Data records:
=====
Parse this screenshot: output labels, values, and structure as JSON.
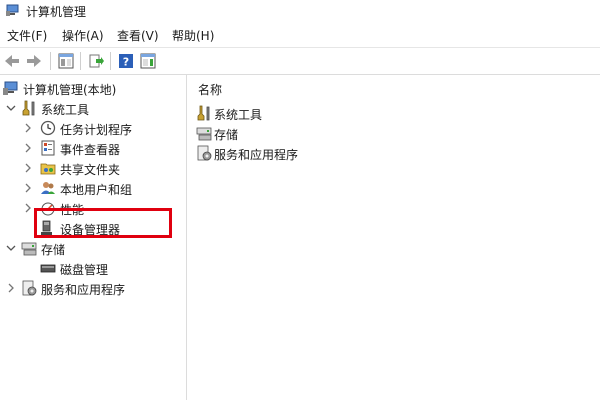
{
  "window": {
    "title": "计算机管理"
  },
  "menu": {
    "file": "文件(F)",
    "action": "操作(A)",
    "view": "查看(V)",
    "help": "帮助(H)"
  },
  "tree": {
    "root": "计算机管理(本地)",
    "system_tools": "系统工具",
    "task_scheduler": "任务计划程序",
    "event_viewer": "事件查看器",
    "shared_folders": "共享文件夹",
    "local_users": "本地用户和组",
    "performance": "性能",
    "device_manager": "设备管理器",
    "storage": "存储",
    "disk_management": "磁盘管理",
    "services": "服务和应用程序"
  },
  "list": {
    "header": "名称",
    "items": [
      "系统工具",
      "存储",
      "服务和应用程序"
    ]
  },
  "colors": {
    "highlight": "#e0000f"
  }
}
=====
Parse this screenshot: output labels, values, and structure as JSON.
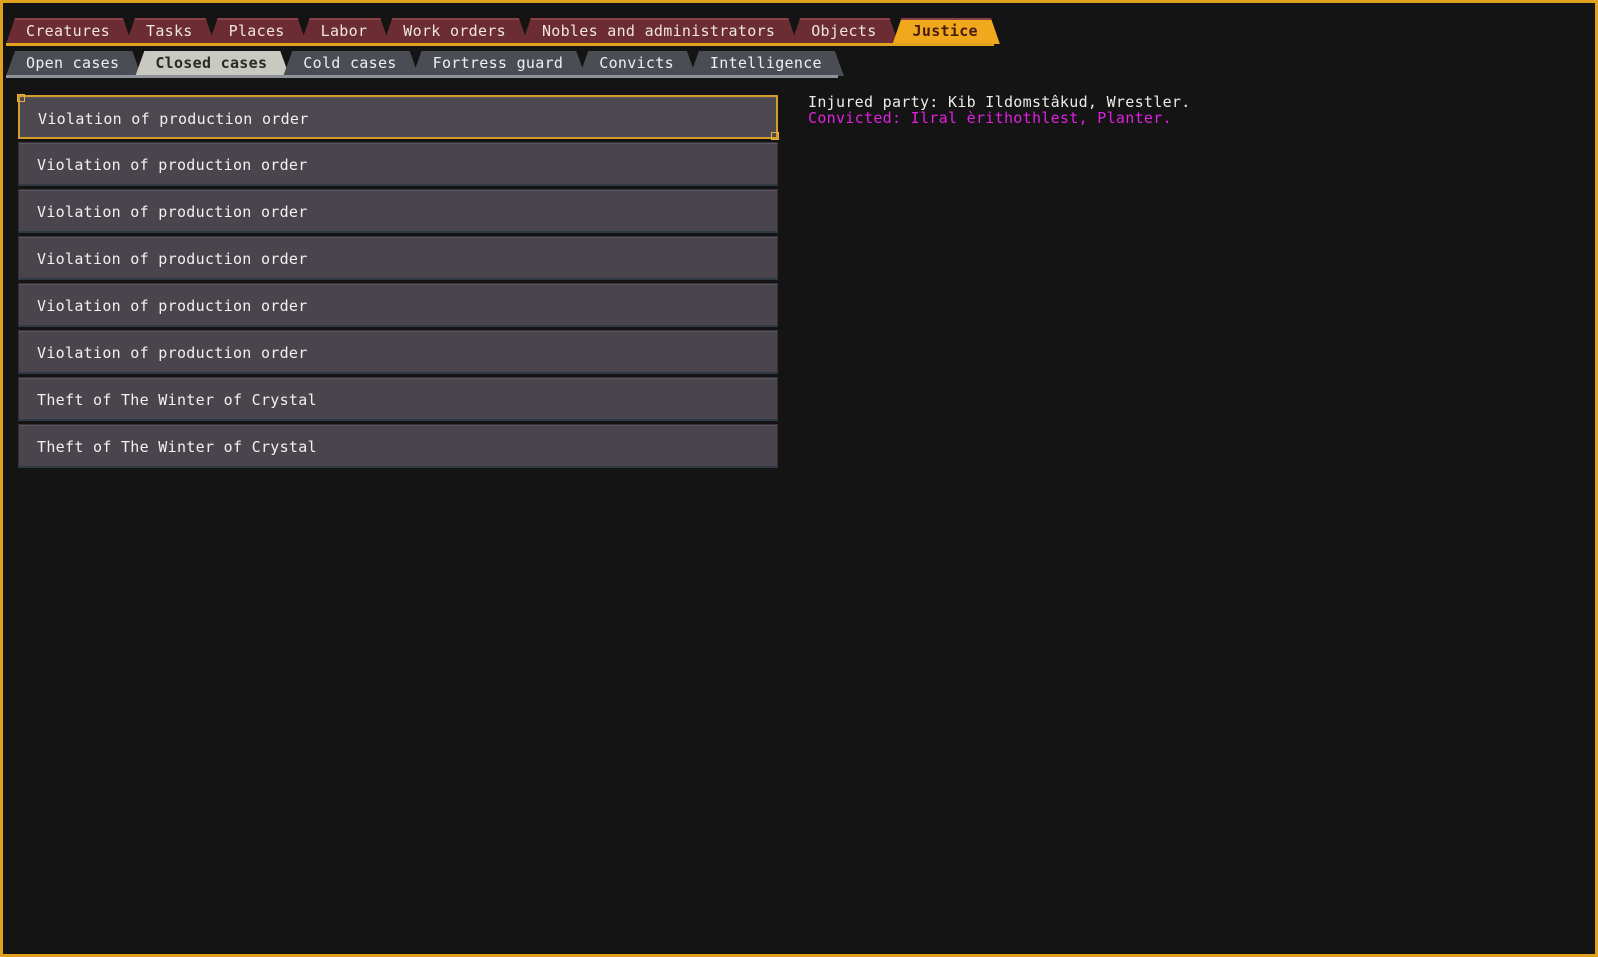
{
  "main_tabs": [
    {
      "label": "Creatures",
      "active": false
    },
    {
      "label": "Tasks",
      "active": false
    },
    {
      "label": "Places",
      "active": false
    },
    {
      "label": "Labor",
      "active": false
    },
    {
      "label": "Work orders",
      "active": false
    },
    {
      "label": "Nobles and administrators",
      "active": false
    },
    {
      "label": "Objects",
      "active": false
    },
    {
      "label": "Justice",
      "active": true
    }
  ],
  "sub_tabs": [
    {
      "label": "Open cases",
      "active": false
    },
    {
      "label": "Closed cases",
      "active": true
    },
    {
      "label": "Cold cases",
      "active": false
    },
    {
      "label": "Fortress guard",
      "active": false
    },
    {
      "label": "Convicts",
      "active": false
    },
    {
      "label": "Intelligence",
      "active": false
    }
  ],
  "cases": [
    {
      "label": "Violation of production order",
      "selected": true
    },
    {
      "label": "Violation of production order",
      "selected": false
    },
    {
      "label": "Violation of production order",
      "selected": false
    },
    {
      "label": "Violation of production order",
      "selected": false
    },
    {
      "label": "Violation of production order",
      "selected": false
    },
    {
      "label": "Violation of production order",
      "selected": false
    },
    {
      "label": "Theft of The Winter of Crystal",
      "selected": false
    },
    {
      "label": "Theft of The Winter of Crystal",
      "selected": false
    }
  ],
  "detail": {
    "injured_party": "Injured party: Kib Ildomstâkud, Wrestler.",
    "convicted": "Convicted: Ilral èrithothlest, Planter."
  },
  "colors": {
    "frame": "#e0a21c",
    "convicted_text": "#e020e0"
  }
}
=====
Aim: Where a line of the data holds "cases", show that line.

Response below:
      "label": "Open cases",
      "label": "Closed cases",
      "label": "Cold cases",
  "cases": [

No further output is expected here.